▶ _Selected extract_:
*** Begin section ***

Other European banks have also carried out trials with biometric credit and debit cards, notably French bank BNP Paribas, which is now in the process of rolling out biometric cards to up to 15,000 of its customers in a partnership with Mastercard and Gemalto. So will NatWest follow suit?
Crawford says that decision has still to be made due to the production costs of the cards in their existing form and the current low level of merchant acceptance in the UK.
Work is also continuing on the payment fobs and he signals that a third form of biometric wearable will soon be revealed.
“In some respects, it was strange that we started off with the card because it was probably the more difficult to do. But it was very popular,” he says. It was also very expensive for the bank.
“What we have to consider is, firstly, if we did it for every card, can we make it cost-effective? And, secondly, if that is the customer’s main card, their main payment device, we need to see better merchant acceptance than we are seeing today. Those are the two factors when weighing up whether it’s the right thing to do, going forward. But it was a really good test and we learned a lot from it.”
The bank also conducted trials of a biometrically enabled key fob that could make payments.
“It was just a way of testing something away from the card format – the kind of thing that you might use when you’re out running, for instance, and just want to leave your card, possibly even leave your phone, behind. Does that work?
“Now we’re in the third phase of looking at other forms of wearable. Hopefully, by the end of this year, we’ll be able to talk about our next steps in the world of biometric wearables, and we’re very excited about that. The whole area around digital ID, various other biometric ways of authenticating someone, and using anti-impersonation methods when opening an account, are all things we’re looking at.”
Crosshead to break copy
There is another, important and growing area in which biometrics are deployed, and it has to do with behaviour.

*** End section ***

▶ _Instructions_:
1. In the biometric payments excerpt, up to how many customers is BNP Paribas rolling out biometric cards to?
2. Reproduce the biometric payments excerpt from "Work is also" to "for the bank.".
The listing after this point is separate material with no connection to the biometric payments excerpt.

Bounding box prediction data
*** Begin section ***

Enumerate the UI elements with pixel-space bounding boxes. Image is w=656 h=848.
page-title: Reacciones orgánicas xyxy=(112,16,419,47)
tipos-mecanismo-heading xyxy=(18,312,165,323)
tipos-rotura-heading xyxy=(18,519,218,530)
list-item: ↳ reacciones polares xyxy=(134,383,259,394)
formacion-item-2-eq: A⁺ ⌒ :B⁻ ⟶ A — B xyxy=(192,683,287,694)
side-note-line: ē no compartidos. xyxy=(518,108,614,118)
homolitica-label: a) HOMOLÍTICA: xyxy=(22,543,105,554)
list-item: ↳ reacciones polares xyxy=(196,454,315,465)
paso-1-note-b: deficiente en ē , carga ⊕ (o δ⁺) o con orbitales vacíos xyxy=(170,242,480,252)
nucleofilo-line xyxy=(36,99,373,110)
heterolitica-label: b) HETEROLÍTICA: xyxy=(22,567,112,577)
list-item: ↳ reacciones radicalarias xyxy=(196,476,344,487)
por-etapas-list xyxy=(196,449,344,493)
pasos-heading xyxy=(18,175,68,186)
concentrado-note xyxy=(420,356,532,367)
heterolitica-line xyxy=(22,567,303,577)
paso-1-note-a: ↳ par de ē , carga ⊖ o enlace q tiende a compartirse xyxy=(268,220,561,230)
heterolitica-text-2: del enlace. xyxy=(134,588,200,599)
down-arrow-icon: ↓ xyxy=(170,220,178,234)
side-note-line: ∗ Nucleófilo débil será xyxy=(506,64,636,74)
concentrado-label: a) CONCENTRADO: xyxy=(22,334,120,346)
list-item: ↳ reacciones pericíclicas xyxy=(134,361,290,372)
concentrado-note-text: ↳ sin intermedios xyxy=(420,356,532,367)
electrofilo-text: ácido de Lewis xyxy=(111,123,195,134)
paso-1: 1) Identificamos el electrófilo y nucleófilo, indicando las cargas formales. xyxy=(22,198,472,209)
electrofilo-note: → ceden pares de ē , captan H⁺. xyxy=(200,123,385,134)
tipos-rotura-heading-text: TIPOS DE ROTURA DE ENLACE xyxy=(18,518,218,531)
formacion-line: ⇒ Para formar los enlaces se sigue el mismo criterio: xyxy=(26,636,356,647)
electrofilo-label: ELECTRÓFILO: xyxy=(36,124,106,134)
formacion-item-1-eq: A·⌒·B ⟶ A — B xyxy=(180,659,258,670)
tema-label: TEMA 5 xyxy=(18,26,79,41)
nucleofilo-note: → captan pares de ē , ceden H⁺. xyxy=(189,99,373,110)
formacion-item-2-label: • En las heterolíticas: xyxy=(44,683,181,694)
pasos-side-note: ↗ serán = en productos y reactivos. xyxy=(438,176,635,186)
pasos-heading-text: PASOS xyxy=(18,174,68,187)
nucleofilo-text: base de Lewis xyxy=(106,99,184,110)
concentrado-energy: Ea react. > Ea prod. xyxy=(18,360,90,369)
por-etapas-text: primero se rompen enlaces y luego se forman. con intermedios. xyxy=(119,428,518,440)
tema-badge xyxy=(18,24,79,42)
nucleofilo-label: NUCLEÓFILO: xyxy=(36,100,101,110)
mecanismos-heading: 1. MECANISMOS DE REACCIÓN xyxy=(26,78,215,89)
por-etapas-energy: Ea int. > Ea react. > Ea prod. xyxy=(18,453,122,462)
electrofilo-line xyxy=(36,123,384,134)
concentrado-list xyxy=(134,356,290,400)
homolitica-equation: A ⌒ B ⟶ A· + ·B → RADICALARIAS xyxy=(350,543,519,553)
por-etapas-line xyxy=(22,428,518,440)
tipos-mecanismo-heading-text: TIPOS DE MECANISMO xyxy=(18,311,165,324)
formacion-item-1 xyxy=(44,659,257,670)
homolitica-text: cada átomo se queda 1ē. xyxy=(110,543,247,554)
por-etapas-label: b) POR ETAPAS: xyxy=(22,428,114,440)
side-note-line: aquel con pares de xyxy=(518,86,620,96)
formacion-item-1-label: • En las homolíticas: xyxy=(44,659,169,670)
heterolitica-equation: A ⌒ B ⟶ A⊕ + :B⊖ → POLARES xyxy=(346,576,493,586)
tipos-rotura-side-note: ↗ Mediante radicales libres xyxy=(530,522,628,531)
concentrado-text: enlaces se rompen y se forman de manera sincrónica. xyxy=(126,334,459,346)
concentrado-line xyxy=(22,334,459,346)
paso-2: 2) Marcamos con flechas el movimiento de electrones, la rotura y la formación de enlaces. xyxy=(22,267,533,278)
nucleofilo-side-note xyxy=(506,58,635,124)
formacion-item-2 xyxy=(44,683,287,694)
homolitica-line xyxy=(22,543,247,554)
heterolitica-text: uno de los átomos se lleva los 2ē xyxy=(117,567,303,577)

*** End section ***

▶ _Completed exercise_:
1. Up to 15,000 customers.

2.
Work is also continuing on the payment fobs and he signals that a third form of biometric wearable will soon be revealed.
“In some respects, it was strange that we started off with the card because it was probably the more difficult to do. But it was very popular,” he says. It was also very expensive for the bank.